Ini adalah sebuah cerita tentang
sebuah keteladanan. Cerita tentang sebuah semangat bahwa di ruang-ruang negeri
ini masih ada, jika tak bisa dikatakan masih banyak, orang tua yang membesarkan
anak-anak mereka dengan cita-cita yang besar. Bagi saya, apa yang akan saya
ceritakan ini merupakan sesuatu yang mulai jarang saya temukan.
Seperti biasa, kami selalu
percaya dengan kalimat berikut “Bahwa silaturrahim bisa memperpanjang usia dan
membuka pintu rezki”. Maka dari itu, kami senantiasa berupaya untuk melakukannya.
Walaupun sudah berpisah di beragam tempat dan peruntungan, kami senantiasa
menanti momen-momen yang pada tahun-tahun terakhir hanya bisa dilakukan sekali
dalam setahun, yaitu ba’da Ied Fitri. Tak ubahnya tahun ini, dari beberapa
penjuru, walau dengan halang dan rintang, kami alhamdulillah dapat berjumpa dan
melakukan apa yang kami sebut sebagai “Tour Lebaran 1435 H”. Tempat-tempat
rutin kembali dikunjungi dan tentu beberapa destinasi tambahan menghiasi
touring kecil-kecilan kami kali ini.
Subhanallah, setiap roda motor
ini menggelinding menapaki jalanan ranah Minang, disetiap itu pula decak kagum
yang tiada terkira akan keindahan ranah Minang ini. Walau pernah berkunjung ke
negeri-negeri nun jauh disana, tapi keelokan ranah ini memanglah punya sesuatu
yang akan selalu membuat rindu. Yakin, negeri kita ini tak kalah elok nya
dengan negeri-negeri nun jauh disana. Terlebih lagi jikalau hati telah berpaut
disini.

§ **ENTRI HIMPUNAN DATA**

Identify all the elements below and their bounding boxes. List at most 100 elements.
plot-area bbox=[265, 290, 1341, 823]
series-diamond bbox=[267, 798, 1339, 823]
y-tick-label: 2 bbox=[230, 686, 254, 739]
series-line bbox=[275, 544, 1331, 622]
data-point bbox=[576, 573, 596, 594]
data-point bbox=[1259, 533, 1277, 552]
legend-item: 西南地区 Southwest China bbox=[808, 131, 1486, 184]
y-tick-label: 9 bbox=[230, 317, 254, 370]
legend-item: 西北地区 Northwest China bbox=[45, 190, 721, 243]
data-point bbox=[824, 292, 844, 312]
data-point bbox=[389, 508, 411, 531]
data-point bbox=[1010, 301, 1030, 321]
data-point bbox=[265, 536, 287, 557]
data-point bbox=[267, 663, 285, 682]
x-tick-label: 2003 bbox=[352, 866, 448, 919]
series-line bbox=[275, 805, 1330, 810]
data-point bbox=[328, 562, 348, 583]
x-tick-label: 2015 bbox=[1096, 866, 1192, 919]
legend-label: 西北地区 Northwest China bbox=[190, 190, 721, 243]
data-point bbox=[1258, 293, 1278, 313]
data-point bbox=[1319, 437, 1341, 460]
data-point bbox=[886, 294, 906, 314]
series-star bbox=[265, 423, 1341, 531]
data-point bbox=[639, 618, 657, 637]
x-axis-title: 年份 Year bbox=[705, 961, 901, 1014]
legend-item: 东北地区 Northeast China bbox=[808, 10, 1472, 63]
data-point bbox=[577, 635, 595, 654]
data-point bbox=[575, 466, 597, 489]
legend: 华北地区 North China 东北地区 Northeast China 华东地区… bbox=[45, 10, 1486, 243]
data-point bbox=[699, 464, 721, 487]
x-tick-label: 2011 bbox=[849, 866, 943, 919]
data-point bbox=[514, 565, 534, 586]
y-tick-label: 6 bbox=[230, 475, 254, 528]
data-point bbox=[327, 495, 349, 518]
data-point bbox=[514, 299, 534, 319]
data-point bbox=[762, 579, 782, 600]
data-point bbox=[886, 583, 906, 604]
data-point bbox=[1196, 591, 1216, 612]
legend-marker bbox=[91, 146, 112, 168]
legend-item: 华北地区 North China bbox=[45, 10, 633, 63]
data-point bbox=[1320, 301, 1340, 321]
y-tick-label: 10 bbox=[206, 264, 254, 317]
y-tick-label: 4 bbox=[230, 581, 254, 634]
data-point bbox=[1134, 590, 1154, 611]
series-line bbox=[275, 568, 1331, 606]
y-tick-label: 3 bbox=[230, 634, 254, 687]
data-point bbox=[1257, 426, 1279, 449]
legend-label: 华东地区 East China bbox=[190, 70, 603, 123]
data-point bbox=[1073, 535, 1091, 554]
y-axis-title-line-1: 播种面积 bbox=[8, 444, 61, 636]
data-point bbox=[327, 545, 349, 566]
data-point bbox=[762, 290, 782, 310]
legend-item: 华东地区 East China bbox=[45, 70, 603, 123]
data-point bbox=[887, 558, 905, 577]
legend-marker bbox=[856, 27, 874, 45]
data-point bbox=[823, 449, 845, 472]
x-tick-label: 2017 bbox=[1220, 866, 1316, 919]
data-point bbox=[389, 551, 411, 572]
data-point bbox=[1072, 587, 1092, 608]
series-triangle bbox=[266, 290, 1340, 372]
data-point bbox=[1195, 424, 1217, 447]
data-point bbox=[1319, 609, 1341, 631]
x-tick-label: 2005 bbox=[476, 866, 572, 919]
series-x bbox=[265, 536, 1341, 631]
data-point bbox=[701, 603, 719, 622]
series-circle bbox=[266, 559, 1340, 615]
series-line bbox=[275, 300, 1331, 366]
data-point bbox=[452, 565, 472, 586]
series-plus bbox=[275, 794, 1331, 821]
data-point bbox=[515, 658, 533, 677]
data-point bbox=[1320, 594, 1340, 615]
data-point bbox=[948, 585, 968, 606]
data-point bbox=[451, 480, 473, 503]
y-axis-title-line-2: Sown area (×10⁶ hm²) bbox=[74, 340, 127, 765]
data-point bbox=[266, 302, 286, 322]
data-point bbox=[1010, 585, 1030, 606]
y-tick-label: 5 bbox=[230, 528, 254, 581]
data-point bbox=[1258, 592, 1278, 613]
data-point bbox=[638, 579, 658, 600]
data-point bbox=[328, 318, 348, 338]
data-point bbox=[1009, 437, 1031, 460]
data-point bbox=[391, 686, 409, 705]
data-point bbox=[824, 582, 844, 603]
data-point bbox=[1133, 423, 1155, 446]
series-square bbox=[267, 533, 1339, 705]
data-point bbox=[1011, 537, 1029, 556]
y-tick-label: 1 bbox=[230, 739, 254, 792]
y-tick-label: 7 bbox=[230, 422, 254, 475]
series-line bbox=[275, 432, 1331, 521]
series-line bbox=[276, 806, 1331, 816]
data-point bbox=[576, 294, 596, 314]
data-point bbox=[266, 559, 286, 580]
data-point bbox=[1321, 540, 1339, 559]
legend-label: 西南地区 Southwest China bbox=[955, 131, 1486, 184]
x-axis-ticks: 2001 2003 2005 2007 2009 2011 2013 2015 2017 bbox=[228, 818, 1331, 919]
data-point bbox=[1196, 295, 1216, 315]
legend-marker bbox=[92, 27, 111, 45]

§ **PETUNJUK PENGERJAAN**
1 - Salinlah secara persis bagian teks sumber yang dibuka dengan kata-kata "Seperti biasa, kami" dan ditutup dengan "kami kali ini.".
2 - Tuliskan semua kata ulang utuh tanpa imbuhan (bentuk seperti "X-X") yang terdapat dalam teks sumber. Susun sesuai urutan kemunculannya dan sebutkan masing-masing sekali saja.
Item-item tersebut tidak diperlukan untuk pengerjaan ini.

§ **HASIL BERURUTAN**
1 -
Seperti biasa, kami selalu
percaya dengan kalimat berikut “Bahwa silaturrahim bisa memperpanjang usia dan
membuka pintu rezki”. Maka dari itu, kami senantiasa berupaya untuk melakukannya.
Walaupun sudah berpisah di beragam tempat dan peruntungan, kami senantiasa
menanti momen-momen yang pada tahun-tahun terakhir hanya bisa dilakukan sekali
dalam setahun, yaitu ba’da Ied Fitri. Tak ubahnya tahun ini, dari beberapa
penjuru, walau dengan halang dan rintang, kami alhamdulillah dapat berjumpa dan
melakukan apa yang kami sebut sebagai “Tour Lebaran 1435 H”. Tempat-tempat
rutin kembali dikunjungi dan tentu beberapa destinasi tambahan menghiasi
touring kecil-kecilan kami kali ini.

2 - ruang-ruang, anak-anak, momen-momen, tahun-tahun, tempat-tempat, negeri-negeri